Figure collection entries
========================================================================
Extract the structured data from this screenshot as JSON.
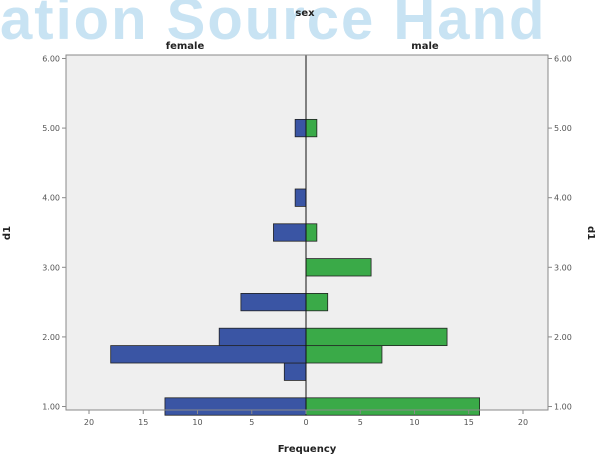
{
  "watermark": "ation Source Hand",
  "chart_data": {
    "type": "bar",
    "title": "sex",
    "orientation": "horizontal-back-to-back",
    "panels": [
      {
        "name": "female",
        "color": "#3a55a4",
        "bars": [
          {
            "y": 1.0,
            "value": 13
          },
          {
            "y": 1.5,
            "value": 2
          },
          {
            "y": 1.75,
            "value": 18
          },
          {
            "y": 2.0,
            "value": 8
          },
          {
            "y": 2.5,
            "value": 6
          },
          {
            "y": 3.5,
            "value": 3
          },
          {
            "y": 4.0,
            "value": 1
          },
          {
            "y": 5.0,
            "value": 1
          }
        ]
      },
      {
        "name": "male",
        "color": "#3aaa48",
        "bars": [
          {
            "y": 1.0,
            "value": 16
          },
          {
            "y": 1.75,
            "value": 7
          },
          {
            "y": 2.0,
            "value": 13
          },
          {
            "y": 2.5,
            "value": 2
          },
          {
            "y": 3.0,
            "value": 6
          },
          {
            "y": 3.5,
            "value": 1
          },
          {
            "y": 5.0,
            "value": 1
          }
        ]
      }
    ],
    "xlabel": "Frequency",
    "ylabel_left": "d1",
    "ylabel_right": "d1",
    "xticks": [
      "20",
      "15",
      "10",
      "5",
      "0",
      "5",
      "10",
      "15",
      "20"
    ],
    "xlim": [
      0,
      20
    ],
    "yticks": [
      "1.00",
      "2.00",
      "3.00",
      "4.00",
      "5.00",
      "6.00"
    ],
    "ylim": [
      0.95,
      6.05
    ],
    "bar_height": 0.25,
    "grid": false,
    "background": "#efefef"
  }
}
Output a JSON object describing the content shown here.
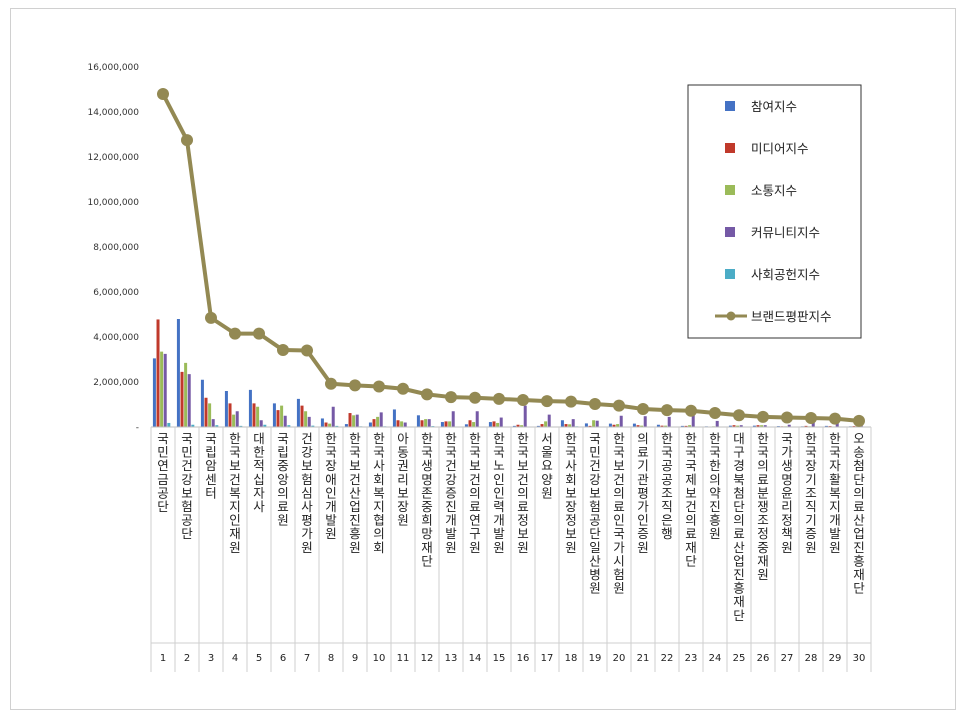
{
  "chart_data": {
    "type": "bar",
    "ylim": [
      0,
      16000000
    ],
    "y_ticks": [
      "16,000,000",
      "14,000,000",
      "12,000,000",
      "10,000,000",
      "8,000,000",
      "6,000,000",
      "4,000,000",
      "2,000,000",
      "-"
    ],
    "y_tick_values": [
      16000000,
      14000000,
      12000000,
      10000000,
      8000000,
      6000000,
      4000000,
      2000000,
      0
    ],
    "grid": false,
    "legend_position": "top-right",
    "categories": [
      "국민연금공단",
      "국민건강보험공단",
      "국립암센터",
      "한국보건복지인재원",
      "대한적십자사",
      "국립중앙의료원",
      "건강보험심사평가원",
      "한국장애인개발원",
      "한국보건산업진흥원",
      "한국사회복지협의회",
      "아동권리보장원",
      "한국생명존중희망재단",
      "한국건강증진개발원",
      "한국보건의료연구원",
      "한국노인인력개발원",
      "한국보건의료정보원",
      "서울요양원",
      "한국사회보장정보원",
      "국민건강보험공단 일산병원",
      "한국보건의료인국가시험원",
      "의료기관평가인증원",
      "한국공공조직은행",
      "한국국제보건의료재단",
      "한국한의약진흥원",
      "대구경북첨단의료산업진흥재단",
      "한국의료분쟁조정중재원",
      "국가생명윤리정책원",
      "한국장기조직기증원",
      "한국자활복지개발원",
      "오송첨단의료산업진흥재단"
    ],
    "ranks": [
      "1",
      "2",
      "3",
      "4",
      "5",
      "6",
      "7",
      "8",
      "9",
      "10",
      "11",
      "12",
      "13",
      "14",
      "15",
      "16",
      "17",
      "18",
      "19",
      "20",
      "21",
      "22",
      "23",
      "24",
      "25",
      "26",
      "27",
      "28",
      "29",
      "30"
    ],
    "series": [
      {
        "name": "참여지수",
        "color": "#4472c4",
        "kind": "bar",
        "values": [
          3050000,
          4800000,
          2100000,
          1600000,
          1650000,
          1050000,
          1250000,
          380000,
          130000,
          200000,
          780000,
          520000,
          220000,
          120000,
          220000,
          50000,
          50000,
          300000,
          160000,
          150000,
          150000,
          100000,
          50000,
          30000,
          60000,
          60000,
          40000,
          30000,
          50000,
          30000
        ]
      },
      {
        "name": "미디어지수",
        "color": "#c0392b",
        "kind": "bar",
        "values": [
          4780000,
          2450000,
          1300000,
          1050000,
          1050000,
          750000,
          950000,
          200000,
          620000,
          350000,
          300000,
          300000,
          250000,
          300000,
          250000,
          100000,
          130000,
          130000,
          50000,
          100000,
          80000,
          60000,
          50000,
          20000,
          80000,
          80000,
          30000,
          50000,
          40000,
          40000
        ]
      },
      {
        "name": "소통지수",
        "color": "#9bbb59",
        "kind": "bar",
        "values": [
          3350000,
          2850000,
          1050000,
          550000,
          900000,
          950000,
          700000,
          150000,
          520000,
          450000,
          250000,
          350000,
          250000,
          220000,
          180000,
          80000,
          250000,
          120000,
          300000,
          130000,
          60000,
          60000,
          80000,
          30000,
          60000,
          80000,
          30000,
          30000,
          20000,
          60000
        ]
      },
      {
        "name": "커뮤니티지수",
        "color": "#7559a6",
        "kind": "bar",
        "values": [
          3250000,
          2350000,
          350000,
          700000,
          300000,
          500000,
          450000,
          900000,
          550000,
          650000,
          200000,
          350000,
          700000,
          700000,
          420000,
          950000,
          550000,
          350000,
          280000,
          500000,
          480000,
          450000,
          520000,
          270000,
          80000,
          80000,
          100000,
          250000,
          180000,
          80000
        ]
      },
      {
        "name": "사회공헌지수",
        "color": "#4bacc6",
        "kind": "bar",
        "values": [
          180000,
          100000,
          80000,
          50000,
          100000,
          80000,
          60000,
          50000,
          30000,
          30000,
          20000,
          40000,
          20000,
          20000,
          20000,
          20000,
          20000,
          30000,
          20000,
          20000,
          20000,
          20000,
          20000,
          20000,
          20000,
          20000,
          20000,
          20000,
          20000,
          20000
        ]
      },
      {
        "name": "브랜드평판지수",
        "color": "#938953",
        "kind": "line",
        "values": [
          14800000,
          12750000,
          4850000,
          4150000,
          4150000,
          3420000,
          3400000,
          1920000,
          1850000,
          1800000,
          1700000,
          1450000,
          1330000,
          1300000,
          1250000,
          1200000,
          1150000,
          1130000,
          1020000,
          950000,
          800000,
          750000,
          720000,
          620000,
          520000,
          450000,
          420000,
          400000,
          370000,
          270000
        ]
      }
    ]
  }
}
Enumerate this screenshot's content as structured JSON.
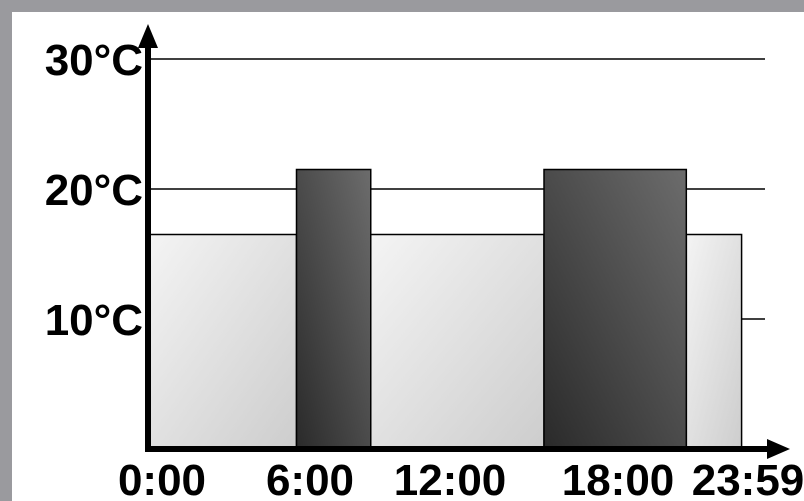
{
  "chart_data": {
    "type": "bar",
    "title": "",
    "xlabel": "",
    "ylabel": "",
    "x_ticks": [
      "0:00",
      "6:00",
      "12:00",
      "18:00",
      "23:59"
    ],
    "y_ticks": [
      "30°C",
      "20°C",
      "10°C"
    ],
    "y_tick_values": [
      30,
      20,
      10
    ],
    "ylim": [
      0,
      30
    ],
    "x_range_hours": [
      0,
      24
    ],
    "segments": [
      {
        "start": "0:00",
        "end": "6:00",
        "value": 16.5,
        "level": "low"
      },
      {
        "start": "6:00",
        "end": "9:00",
        "value": 21.5,
        "level": "high"
      },
      {
        "start": "9:00",
        "end": "16:00",
        "value": 16.5,
        "level": "low"
      },
      {
        "start": "16:00",
        "end": "21:45",
        "value": 21.5,
        "level": "high"
      },
      {
        "start": "21:45",
        "end": "23:59",
        "value": 16.5,
        "level": "low"
      }
    ],
    "gridlines": [
      30,
      20
    ],
    "grid": true,
    "colors": {
      "low_fill_light": "#f4f4f4",
      "low_fill_dark": "#cdcdcd",
      "high_fill_light": "#6c6c6c",
      "high_fill_dark": "#2a2a2a",
      "axis": "#000000",
      "frame": "#9a9a9e"
    }
  }
}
========================================================================
Write the records out again in full, exactly, and skip every picture.

ANSWER TO THIS TASK |
Extract the structured data from this screenshot as JSON.
{
  "watermark": "ation Source Hand",
  "chart_data": {
    "type": "bar",
    "title": "sex",
    "orientation": "horizontal-back-to-back",
    "panels": [
      {
        "name": "female",
        "color": "#3a55a4",
        "bars": [
          {
            "y": 1.0,
            "value": 13
          },
          {
            "y": 1.5,
            "value": 2
          },
          {
            "y": 1.75,
            "value": 18
          },
          {
            "y": 2.0,
            "value": 8
          },
          {
            "y": 2.5,
            "value": 6
          },
          {
            "y": 3.5,
            "value": 3
          },
          {
            "y": 4.0,
            "value": 1
          },
          {
            "y": 5.0,
            "value": 1
          }
        ]
      },
      {
        "name": "male",
        "color": "#3aaa48",
        "bars": [
          {
            "y": 1.0,
            "value": 16
          },
          {
            "y": 1.75,
            "value": 7
          },
          {
            "y": 2.0,
            "value": 13
          },
          {
            "y": 2.5,
            "value": 2
          },
          {
            "y": 3.0,
            "value": 6
          },
          {
            "y": 3.5,
            "value": 1
          },
          {
            "y": 5.0,
            "value": 1
          }
        ]
      }
    ],
    "xlabel": "Frequency",
    "ylabel_left": "d1",
    "ylabel_right": "d1",
    "xticks": [
      "20",
      "15",
      "10",
      "5",
      "0",
      "5",
      "10",
      "15",
      "20"
    ],
    "xlim": [
      0,
      20
    ],
    "yticks": [
      "1.00",
      "2.00",
      "3.00",
      "4.00",
      "5.00",
      "6.00"
    ],
    "ylim": [
      0.95,
      6.05
    ],
    "bar_height": 0.25,
    "grid": false,
    "background": "#efefef"
  }
}
Output a JSON object describing the content shown here.
{
  "chart_data": {
    "type": "bar",
    "ylim": [
      0,
      16000000
    ],
    "y_ticks": [
      "16,000,000",
      "14,000,000",
      "12,000,000",
      "10,000,000",
      "8,000,000",
      "6,000,000",
      "4,000,000",
      "2,000,000",
      "-"
    ],
    "y_tick_values": [
      16000000,
      14000000,
      12000000,
      10000000,
      8000000,
      6000000,
      4000000,
      2000000,
      0
    ],
    "grid": false,
    "legend_position": "top-right",
    "categories": [
      "국민연금공단",
      "국민건강보험공단",
      "국립암센터",
      "한국보건복지인재원",
      "대한적십자사",
      "국립중앙의료원",
      "건강보험심사평가원",
      "한국장애인개발원",
      "한국보건산업진흥원",
      "한국사회복지협의회",
      "아동권리보장원",
      "한국생명존중희망재단",
      "한국건강증진개발원",
      "한국보건의료연구원",
      "한국노인인력개발원",
      "한국보건의료정보원",
      "서울요양원",
      "한국사회보장정보원",
      "국민건강보험공단 일산병원",
      "한국보건의료인국가시험원",
      "의료기관평가인증원",
      "한국공공조직은행",
      "한국국제보건의료재단",
      "한국한의약진흥원",
      "대구경북첨단의료산업진흥재단",
      "한국의료분쟁조정중재원",
      "국가생명윤리정책원",
      "한국장기조직기증원",
      "한국자활복지개발원",
      "오송첨단의료산업진흥재단"
    ],
    "ranks": [
      "1",
      "2",
      "3",
      "4",
      "5",
      "6",
      "7",
      "8",
      "9",
      "10",
      "11",
      "12",
      "13",
      "14",
      "15",
      "16",
      "17",
      "18",
      "19",
      "20",
      "21",
      "22",
      "23",
      "24",
      "25",
      "26",
      "27",
      "28",
      "29",
      "30"
    ],
    "series": [
      {
        "name": "참여지수",
        "color": "#4472c4",
        "kind": "bar",
        "values": [
          3050000,
          4800000,
          2100000,
          1600000,
          1650000,
          1050000,
          1250000,
          380000,
          130000,
          200000,
          780000,
          520000,
          220000,
          120000,
          220000,
          50000,
          50000,
          300000,
          160000,
          150000,
          150000,
          100000,
          50000,
          30000,
          60000,
          60000,
          40000,
          30000,
          50000,
          30000
        ]
      },
      {
        "name": "미디어지수",
        "color": "#c0392b",
        "kind": "bar",
        "values": [
          4780000,
          2450000,
          1300000,
          1050000,
          1050000,
          750000,
          950000,
          200000,
          620000,
          350000,
          300000,
          300000,
          250000,
          300000,
          250000,
          100000,
          130000,
          130000,
          50000,
          100000,
          80000,
          60000,
          50000,
          20000,
          80000,
          80000,
          30000,
          50000,
          40000,
          40000
        ]
      },
      {
        "name": "소통지수",
        "color": "#9bbb59",
        "kind": "bar",
        "values": [
          3350000,
          2850000,
          1050000,
          550000,
          900000,
          950000,
          700000,
          150000,
          520000,
          450000,
          250000,
          350000,
          250000,
          220000,
          180000,
          80000,
          250000,
          120000,
          300000,
          130000,
          60000,
          60000,
          80000,
          30000,
          60000,
          80000,
          30000,
          30000,
          20000,
          60000
        ]
      },
      {
        "name": "커뮤니티지수",
        "color": "#7559a6",
        "kind": "bar",
        "values": [
          3250000,
          2350000,
          350000,
          700000,
          300000,
          500000,
          450000,
          900000,
          550000,
          650000,
          200000,
          350000,
          700000,
          700000,
          420000,
          950000,
          550000,
          350000,
          280000,
          500000,
          480000,
          450000,
          520000,
          270000,
          80000,
          80000,
          100000,
          250000,
          180000,
          80000
        ]
      },
      {
        "name": "사회공헌지수",
        "color": "#4bacc6",
        "kind": "bar",
        "values": [
          180000,
          100000,
          80000,
          50000,
          100000,
          80000,
          60000,
          50000,
          30000,
          30000,
          20000,
          40000,
          20000,
          20000,
          20000,
          20000,
          20000,
          30000,
          20000,
          20000,
          20000,
          20000,
          20000,
          20000,
          20000,
          20000,
          20000,
          20000,
          20000,
          20000
        ]
      },
      {
        "name": "브랜드평판지수",
        "color": "#938953",
        "kind": "line",
        "values": [
          14800000,
          12750000,
          4850000,
          4150000,
          4150000,
          3420000,
          3400000,
          1920000,
          1850000,
          1800000,
          1700000,
          1450000,
          1330000,
          1300000,
          1250000,
          1200000,
          1150000,
          1130000,
          1020000,
          950000,
          800000,
          750000,
          720000,
          620000,
          520000,
          450000,
          420000,
          400000,
          370000,
          270000
        ]
      }
    ]
  }
}
Enumerate this screenshot's content as structured JSON.
{
  "chart_data": {
    "type": "bar",
    "title": "",
    "xlabel": "",
    "ylabel": "",
    "x_ticks": [
      "0:00",
      "6:00",
      "12:00",
      "18:00",
      "23:59"
    ],
    "y_ticks": [
      "30°C",
      "20°C",
      "10°C"
    ],
    "y_tick_values": [
      30,
      20,
      10
    ],
    "ylim": [
      0,
      30
    ],
    "x_range_hours": [
      0,
      24
    ],
    "segments": [
      {
        "start": "0:00",
        "end": "6:00",
        "value": 16.5,
        "level": "low"
      },
      {
        "start": "6:00",
        "end": "9:00",
        "value": 21.5,
        "level": "high"
      },
      {
        "start": "9:00",
        "end": "16:00",
        "value": 16.5,
        "level": "low"
      },
      {
        "start": "16:00",
        "end": "21:45",
        "value": 21.5,
        "level": "high"
      },
      {
        "start": "21:45",
        "end": "23:59",
        "value": 16.5,
        "level": "low"
      }
    ],
    "gridlines": [
      30,
      20
    ],
    "grid": true,
    "colors": {
      "low_fill_light": "#f4f4f4",
      "low_fill_dark": "#cdcdcd",
      "high_fill_light": "#6c6c6c",
      "high_fill_dark": "#2a2a2a",
      "axis": "#000000",
      "frame": "#9a9a9e"
    }
  }
}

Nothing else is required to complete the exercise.